** Start DATA PROVIDED **

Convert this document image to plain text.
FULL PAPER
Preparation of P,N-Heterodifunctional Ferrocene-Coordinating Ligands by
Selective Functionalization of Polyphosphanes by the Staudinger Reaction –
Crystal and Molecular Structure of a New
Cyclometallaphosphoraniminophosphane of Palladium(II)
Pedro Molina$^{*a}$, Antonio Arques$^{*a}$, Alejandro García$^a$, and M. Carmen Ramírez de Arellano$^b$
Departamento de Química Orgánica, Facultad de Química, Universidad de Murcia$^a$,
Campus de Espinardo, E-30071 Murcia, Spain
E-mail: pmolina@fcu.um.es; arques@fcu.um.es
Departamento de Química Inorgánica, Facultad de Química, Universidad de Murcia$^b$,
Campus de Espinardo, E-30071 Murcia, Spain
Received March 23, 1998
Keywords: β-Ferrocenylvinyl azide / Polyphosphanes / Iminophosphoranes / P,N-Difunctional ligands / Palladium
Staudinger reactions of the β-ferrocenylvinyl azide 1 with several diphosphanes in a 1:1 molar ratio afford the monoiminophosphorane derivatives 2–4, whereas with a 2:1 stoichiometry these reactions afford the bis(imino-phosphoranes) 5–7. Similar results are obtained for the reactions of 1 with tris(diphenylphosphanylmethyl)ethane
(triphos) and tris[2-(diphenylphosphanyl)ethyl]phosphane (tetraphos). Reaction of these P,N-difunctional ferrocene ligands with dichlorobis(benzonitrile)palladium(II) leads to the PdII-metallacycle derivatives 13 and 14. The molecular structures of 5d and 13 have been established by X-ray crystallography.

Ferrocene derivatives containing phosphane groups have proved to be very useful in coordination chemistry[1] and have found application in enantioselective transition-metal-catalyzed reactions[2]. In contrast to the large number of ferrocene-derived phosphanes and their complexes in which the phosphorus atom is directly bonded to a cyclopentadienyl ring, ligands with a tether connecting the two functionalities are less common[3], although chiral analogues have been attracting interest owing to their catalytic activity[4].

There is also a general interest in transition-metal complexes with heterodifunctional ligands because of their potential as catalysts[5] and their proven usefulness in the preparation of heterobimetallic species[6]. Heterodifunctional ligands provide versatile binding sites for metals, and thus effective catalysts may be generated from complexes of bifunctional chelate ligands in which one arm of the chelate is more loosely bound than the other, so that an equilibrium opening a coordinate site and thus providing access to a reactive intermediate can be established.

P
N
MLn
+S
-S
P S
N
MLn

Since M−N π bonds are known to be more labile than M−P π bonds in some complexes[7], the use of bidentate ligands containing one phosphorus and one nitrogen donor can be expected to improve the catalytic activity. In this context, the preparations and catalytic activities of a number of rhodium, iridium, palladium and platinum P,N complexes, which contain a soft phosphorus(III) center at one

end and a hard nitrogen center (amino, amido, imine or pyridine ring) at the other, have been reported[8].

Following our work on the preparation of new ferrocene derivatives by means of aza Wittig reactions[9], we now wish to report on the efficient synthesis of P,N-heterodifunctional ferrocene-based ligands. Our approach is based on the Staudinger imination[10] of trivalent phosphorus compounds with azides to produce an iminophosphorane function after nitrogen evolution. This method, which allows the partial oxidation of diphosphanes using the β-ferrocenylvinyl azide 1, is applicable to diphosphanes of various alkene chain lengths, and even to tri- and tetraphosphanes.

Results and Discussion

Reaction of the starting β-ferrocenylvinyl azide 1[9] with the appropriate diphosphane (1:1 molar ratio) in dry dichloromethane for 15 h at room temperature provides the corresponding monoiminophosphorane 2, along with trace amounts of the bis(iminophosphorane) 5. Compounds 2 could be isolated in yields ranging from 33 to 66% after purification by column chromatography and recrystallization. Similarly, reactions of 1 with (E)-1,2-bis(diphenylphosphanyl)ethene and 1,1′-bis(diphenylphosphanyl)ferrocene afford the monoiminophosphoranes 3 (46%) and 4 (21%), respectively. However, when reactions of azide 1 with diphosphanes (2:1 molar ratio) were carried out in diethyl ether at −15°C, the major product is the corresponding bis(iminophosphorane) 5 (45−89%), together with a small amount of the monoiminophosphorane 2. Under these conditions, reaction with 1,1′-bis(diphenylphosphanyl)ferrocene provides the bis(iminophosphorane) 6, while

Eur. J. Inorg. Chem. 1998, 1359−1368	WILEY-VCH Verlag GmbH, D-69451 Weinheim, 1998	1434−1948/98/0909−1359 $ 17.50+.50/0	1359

** End DATA PROVIDED **

EXERCISE:
Reproduce every line of the data verbatim.

THE RESULT:
Convert this document image to plain text.
FULL PAPER
Preparation of P,N-Heterodifunctional Ferrocene-Coordinating Ligands by
Selective Functionalization of Polyphosphanes by the Staudinger Reaction –
Crystal and Molecular Structure of a New
Cyclometallaphosphoraniminophosphane of Palladium(II)
Pedro Molina$^{*a}$, Antonio Arques$^{*a}$, Alejandro García$^a$, and M. Carmen Ramírez de Arellano$^b$
Departamento de Química Orgánica, Facultad de Química, Universidad de Murcia$^a$,
Campus de Espinardo, E-30071 Murcia, Spain
E-mail: pmolina@fcu.um.es; arques@fcu.um.es
Departamento de Química Inorgánica, Facultad de Química, Universidad de Murcia$^b$,
Campus de Espinardo, E-30071 Murcia, Spain
Received March 23, 1998
Keywords: β-Ferrocenylvinyl azide / Polyphosphanes / Iminophosphoranes / P,N-Difunctional ligands / Palladium
Staudinger reactions of the β-ferrocenylvinyl azide 1 with several diphosphanes in a 1:1 molar ratio afford the monoiminophosphorane derivatives 2–4, whereas with a 2:1 stoichiometry these reactions afford the bis(imino-phosphoranes) 5–7. Similar results are obtained for the reactions of 1 with tris(diphenylphosphanylmethyl)ethane
(triphos) and tris[2-(diphenylphosphanyl)ethyl]phosphane (tetraphos). Reaction of these P,N-difunctional ferrocene ligands with dichlorobis(benzonitrile)palladium(II) leads to the PdII-metallacycle derivatives 13 and 14. The molecular structures of 5d and 13 have been established by X-ray crystallography.

Ferrocene derivatives containing phosphane groups have proved to be very useful in coordination chemistry[1] and have found application in enantioselective transition-metal-catalyzed reactions[2]. In contrast to the large number of ferrocene-derived phosphanes and their complexes in which the phosphorus atom is directly bonded to a cyclopentadienyl ring, ligands with a tether connecting the two functionalities are less common[3], although chiral analogues have been attracting interest owing to their catalytic activity[4].

There is also a general interest in transition-metal complexes with heterodifunctional ligands because of their potential as catalysts[5] and their proven usefulness in the preparation of heterobimetallic species[6]. Heterodifunctional ligands provide versatile binding sites for metals, and thus effective catalysts may be generated from complexes of bifunctional chelate ligands in which one arm of the chelate is more loosely bound than the other, so that an equilibrium opening a coordinate site and thus providing access to a reactive intermediate can be established.

P
N
MLn
+S
-S
P S
N
MLn

Since M−N π bonds are known to be more labile than M−P π bonds in some complexes[7], the use of bidentate ligands containing one phosphorus and one nitrogen donor can be expected to improve the catalytic activity. In this context, the preparations and catalytic activities of a number of rhodium, iridium, palladium and platinum P,N complexes, which contain a soft phosphorus(III) center at one

end and a hard nitrogen center (amino, amido, imine or pyridine ring) at the other, have been reported[8].

Following our work on the preparation of new ferrocene derivatives by means of aza Wittig reactions[9], we now wish to report on the efficient synthesis of P,N-heterodifunctional ferrocene-based ligands. Our approach is based on the Staudinger imination[10] of trivalent phosphorus compounds with azides to produce an iminophosphorane function after nitrogen evolution. This method, which allows the partial oxidation of diphosphanes using the β-ferrocenylvinyl azide 1, is applicable to diphosphanes of various alkene chain lengths, and even to tri- and tetraphosphanes.

Results and Discussion

Reaction of the starting β-ferrocenylvinyl azide 1[9] with the appropriate diphosphane (1:1 molar ratio) in dry dichloromethane for 15 h at room temperature provides the corresponding monoiminophosphorane 2, along with trace amounts of the bis(iminophosphorane) 5. Compounds 2 could be isolated in yields ranging from 33 to 66% after purification by column chromatography and recrystallization. Similarly, reactions of 1 with (E)-1,2-bis(diphenylphosphanyl)ethene and 1,1′-bis(diphenylphosphanyl)ferrocene afford the monoiminophosphoranes 3 (46%) and 4 (21%), respectively. However, when reactions of azide 1 with diphosphanes (2:1 molar ratio) were carried out in diethyl ether at −15°C, the major product is the corresponding bis(iminophosphorane) 5 (45−89%), together with a small amount of the monoiminophosphorane 2. Under these conditions, reaction with 1,1′-bis(diphenylphosphanyl)ferrocene provides the bis(iminophosphorane) 6, while

Eur. J. Inorg. Chem. 1998, 1359−1368	WILEY-VCH Verlag GmbH, D-69451 Weinheim, 1998	1434−1948/98/0909−1359 $ 17.50+.50/0	1359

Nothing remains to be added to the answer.